→ YOUR INSTRUCTIONS: Go through the data below. Pull out every line that has the word "xlabel".

* * * * * * * * *

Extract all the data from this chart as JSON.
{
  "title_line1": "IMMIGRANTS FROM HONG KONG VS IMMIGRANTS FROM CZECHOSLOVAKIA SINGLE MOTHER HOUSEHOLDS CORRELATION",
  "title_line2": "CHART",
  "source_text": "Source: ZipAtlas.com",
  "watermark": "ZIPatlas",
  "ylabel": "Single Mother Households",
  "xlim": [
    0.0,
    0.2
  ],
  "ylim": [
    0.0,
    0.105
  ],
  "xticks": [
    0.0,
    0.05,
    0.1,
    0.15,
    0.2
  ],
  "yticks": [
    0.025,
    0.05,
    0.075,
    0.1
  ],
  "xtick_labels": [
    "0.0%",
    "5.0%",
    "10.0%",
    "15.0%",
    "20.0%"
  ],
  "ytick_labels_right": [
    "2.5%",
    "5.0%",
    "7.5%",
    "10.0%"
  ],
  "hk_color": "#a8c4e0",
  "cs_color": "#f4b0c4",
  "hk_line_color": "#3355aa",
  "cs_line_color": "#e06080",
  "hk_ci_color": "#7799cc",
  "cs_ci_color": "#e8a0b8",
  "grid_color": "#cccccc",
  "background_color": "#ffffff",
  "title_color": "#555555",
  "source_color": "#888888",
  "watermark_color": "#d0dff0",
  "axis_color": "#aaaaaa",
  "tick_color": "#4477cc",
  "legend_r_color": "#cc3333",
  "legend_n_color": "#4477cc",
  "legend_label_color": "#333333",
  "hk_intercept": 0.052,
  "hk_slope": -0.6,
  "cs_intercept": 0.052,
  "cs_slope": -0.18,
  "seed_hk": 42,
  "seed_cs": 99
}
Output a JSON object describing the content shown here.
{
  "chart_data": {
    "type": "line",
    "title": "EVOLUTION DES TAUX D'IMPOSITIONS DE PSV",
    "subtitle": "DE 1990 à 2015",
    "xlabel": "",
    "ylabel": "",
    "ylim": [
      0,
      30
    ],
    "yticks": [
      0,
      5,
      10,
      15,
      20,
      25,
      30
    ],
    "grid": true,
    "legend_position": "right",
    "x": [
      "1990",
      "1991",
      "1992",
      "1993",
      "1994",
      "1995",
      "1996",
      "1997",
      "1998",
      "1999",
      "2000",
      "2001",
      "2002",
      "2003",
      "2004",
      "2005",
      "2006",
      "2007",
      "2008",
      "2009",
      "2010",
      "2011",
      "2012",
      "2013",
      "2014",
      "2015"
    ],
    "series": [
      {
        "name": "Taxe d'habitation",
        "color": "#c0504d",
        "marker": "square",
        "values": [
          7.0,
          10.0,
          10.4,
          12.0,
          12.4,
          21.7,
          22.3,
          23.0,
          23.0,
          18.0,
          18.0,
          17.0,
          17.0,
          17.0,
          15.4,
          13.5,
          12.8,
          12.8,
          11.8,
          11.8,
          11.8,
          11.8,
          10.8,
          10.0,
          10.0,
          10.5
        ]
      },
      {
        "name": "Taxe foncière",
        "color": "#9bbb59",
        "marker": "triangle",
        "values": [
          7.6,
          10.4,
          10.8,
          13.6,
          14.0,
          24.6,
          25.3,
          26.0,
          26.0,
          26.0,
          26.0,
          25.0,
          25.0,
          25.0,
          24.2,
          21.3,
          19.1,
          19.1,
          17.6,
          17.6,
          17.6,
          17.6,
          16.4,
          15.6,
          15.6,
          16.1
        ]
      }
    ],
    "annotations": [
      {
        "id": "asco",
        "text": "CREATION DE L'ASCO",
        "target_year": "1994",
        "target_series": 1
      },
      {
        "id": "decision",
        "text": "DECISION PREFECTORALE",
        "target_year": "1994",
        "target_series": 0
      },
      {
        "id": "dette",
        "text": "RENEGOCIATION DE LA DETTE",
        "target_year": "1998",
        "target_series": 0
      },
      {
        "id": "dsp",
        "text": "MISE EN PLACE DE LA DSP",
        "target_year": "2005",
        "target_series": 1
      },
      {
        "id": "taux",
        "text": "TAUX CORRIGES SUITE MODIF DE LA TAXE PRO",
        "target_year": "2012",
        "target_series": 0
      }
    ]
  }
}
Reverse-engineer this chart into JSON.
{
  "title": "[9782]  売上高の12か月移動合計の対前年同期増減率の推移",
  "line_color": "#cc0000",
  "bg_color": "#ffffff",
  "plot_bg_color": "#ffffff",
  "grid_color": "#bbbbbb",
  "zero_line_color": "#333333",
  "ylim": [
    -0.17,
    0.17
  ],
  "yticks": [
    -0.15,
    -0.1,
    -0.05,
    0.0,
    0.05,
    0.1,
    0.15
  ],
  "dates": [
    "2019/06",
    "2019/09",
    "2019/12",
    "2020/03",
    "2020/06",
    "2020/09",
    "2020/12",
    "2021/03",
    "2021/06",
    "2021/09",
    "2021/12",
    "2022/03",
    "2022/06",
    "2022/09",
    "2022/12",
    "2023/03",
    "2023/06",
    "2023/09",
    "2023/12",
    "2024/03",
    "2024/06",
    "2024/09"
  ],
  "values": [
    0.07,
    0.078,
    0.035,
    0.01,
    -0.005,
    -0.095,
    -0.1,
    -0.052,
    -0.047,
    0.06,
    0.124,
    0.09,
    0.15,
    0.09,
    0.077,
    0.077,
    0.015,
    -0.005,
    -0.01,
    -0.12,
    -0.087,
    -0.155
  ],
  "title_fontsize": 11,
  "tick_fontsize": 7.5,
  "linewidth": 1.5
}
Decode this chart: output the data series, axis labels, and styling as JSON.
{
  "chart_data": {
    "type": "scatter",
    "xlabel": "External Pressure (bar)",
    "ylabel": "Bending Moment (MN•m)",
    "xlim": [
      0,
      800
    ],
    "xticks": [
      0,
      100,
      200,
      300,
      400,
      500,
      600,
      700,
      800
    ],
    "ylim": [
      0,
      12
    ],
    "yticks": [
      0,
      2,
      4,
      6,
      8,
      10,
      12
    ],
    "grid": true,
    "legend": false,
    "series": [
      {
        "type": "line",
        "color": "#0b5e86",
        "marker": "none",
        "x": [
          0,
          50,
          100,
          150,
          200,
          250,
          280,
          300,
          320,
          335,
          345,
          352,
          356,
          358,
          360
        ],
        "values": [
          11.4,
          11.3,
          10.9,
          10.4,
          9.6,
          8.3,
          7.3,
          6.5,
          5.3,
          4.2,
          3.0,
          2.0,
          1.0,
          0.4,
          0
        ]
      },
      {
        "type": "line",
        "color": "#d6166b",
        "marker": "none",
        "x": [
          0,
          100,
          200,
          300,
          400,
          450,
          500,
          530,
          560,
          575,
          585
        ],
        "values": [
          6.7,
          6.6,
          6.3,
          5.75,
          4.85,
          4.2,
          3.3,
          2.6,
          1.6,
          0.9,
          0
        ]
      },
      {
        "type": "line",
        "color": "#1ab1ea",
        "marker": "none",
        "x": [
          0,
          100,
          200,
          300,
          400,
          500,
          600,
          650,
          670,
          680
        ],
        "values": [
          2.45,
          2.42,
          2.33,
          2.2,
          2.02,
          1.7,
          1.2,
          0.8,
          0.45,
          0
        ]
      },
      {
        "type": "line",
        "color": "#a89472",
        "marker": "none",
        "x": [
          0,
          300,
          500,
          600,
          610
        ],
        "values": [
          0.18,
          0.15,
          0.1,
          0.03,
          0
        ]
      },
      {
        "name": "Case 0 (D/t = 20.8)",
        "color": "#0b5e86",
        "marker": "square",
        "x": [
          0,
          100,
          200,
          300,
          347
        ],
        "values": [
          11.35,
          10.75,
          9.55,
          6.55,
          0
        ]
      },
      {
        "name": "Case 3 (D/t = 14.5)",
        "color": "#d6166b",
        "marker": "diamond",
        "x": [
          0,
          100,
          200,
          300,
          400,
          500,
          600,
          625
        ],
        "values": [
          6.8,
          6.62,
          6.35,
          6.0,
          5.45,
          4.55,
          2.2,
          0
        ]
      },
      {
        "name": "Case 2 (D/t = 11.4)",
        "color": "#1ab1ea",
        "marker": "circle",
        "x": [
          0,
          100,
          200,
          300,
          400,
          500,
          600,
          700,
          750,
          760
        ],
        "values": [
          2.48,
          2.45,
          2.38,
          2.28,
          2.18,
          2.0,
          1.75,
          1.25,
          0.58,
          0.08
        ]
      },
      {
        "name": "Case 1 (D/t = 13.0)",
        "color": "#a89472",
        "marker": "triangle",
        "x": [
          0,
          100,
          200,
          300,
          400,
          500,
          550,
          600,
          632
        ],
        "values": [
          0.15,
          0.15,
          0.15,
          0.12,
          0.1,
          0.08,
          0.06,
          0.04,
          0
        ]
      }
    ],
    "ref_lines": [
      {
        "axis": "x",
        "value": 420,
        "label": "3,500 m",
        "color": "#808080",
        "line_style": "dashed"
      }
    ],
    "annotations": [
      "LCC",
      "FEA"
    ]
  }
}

* * * * * * * * *

→ RESPONSE TO THE EXERCISE:
    "xlabel": "",
    "xlabel": "External Pressure (bar)",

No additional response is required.